Work to complete: Exactly reproduce each record listed below.
## Start Dataset
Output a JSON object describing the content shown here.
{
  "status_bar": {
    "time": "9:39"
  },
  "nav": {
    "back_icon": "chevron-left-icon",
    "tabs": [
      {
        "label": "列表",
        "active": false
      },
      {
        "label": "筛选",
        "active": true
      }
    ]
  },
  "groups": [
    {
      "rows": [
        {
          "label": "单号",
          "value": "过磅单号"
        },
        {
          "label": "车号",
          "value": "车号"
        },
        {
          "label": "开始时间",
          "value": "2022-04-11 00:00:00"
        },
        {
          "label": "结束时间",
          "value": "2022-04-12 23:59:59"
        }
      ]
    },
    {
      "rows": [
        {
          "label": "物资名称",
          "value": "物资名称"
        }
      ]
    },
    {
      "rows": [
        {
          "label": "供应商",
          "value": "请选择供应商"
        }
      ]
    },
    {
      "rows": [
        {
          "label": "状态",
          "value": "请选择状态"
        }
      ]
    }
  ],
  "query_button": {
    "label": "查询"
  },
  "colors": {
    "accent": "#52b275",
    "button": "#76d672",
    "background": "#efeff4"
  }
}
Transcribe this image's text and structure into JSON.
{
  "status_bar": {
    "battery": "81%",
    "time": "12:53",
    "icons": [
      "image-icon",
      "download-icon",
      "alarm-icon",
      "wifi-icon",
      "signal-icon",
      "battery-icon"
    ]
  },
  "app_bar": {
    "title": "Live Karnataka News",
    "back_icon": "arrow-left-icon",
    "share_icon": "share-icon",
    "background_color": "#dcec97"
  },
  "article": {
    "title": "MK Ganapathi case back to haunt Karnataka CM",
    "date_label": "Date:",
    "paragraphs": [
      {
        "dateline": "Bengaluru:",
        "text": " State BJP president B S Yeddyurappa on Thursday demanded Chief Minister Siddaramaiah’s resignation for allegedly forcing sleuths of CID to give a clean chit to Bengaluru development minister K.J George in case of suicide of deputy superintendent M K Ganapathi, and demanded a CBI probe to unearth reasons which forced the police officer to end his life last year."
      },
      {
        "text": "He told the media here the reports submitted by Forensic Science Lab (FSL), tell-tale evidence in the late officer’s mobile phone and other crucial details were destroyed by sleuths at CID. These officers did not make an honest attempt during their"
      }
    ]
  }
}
## End Dataset
Answer:
Output a JSON object describing the content shown here.
{
  "status_bar": {
    "time": "9:39"
  },
  "nav": {
    "back_icon": "chevron-left-icon",
    "tabs": [
      {
        "label": "列表",
        "active": false
      },
      {
        "label": "筛选",
        "active": true
      }
    ]
  },
  "groups": [
    {
      "rows": [
        {
          "label": "单号",
          "value": "过磅单号"
        },
        {
          "label": "车号",
          "value": "车号"
        },
        {
          "label": "开始时间",
          "value": "2022-04-11 00:00:00"
        },
        {
          "label": "结束时间",
          "value": "2022-04-12 23:59:59"
        }
      ]
    },
    {
      "rows": [
        {
          "label": "物资名称",
          "value": "物资名称"
        }
      ]
    },
    {
      "rows": [
        {
          "label": "供应商",
          "value": "请选择供应商"
        }
      ]
    },
    {
      "rows": [
        {
          "label": "状态",
          "value": "请选择状态"
        }
      ]
    }
  ],
  "query_button": {
    "label": "查询"
  },
  "colors": {
    "accent": "#52b275",
    "button": "#76d672",
    "background": "#efeff4"
  }
}
Transcribe this image's text and structure into JSON.
{
  "status_bar": {
    "battery": "81%",
    "time": "12:53",
    "icons": [
      "image-icon",
      "download-icon",
      "alarm-icon",
      "wifi-icon",
      "signal-icon",
      "battery-icon"
    ]
  },
  "app_bar": {
    "title": "Live Karnataka News",
    "back_icon": "arrow-left-icon",
    "share_icon": "share-icon",
    "background_color": "#dcec97"
  },
  "article": {
    "title": "MK Ganapathi case back to haunt Karnataka CM",
    "date_label": "Date:",
    "paragraphs": [
      {
        "dateline": "Bengaluru:",
        "text": " State BJP president B S Yeddyurappa on Thursday demanded Chief Minister Siddaramaiah’s resignation for allegedly forcing sleuths of CID to give a clean chit to Bengaluru development minister K.J George in case of suicide of deputy superintendent M K Ganapathi, and demanded a CBI probe to unearth reasons which forced the police officer to end his life last year."
      },
      {
        "text": "He told the media here the reports submitted by Forensic Science Lab (FSL), tell-tale evidence in the late officer’s mobile phone and other crucial details were destroyed by sleuths at CID. These officers did not make an honest attempt during their"
      }
    ]
  }
}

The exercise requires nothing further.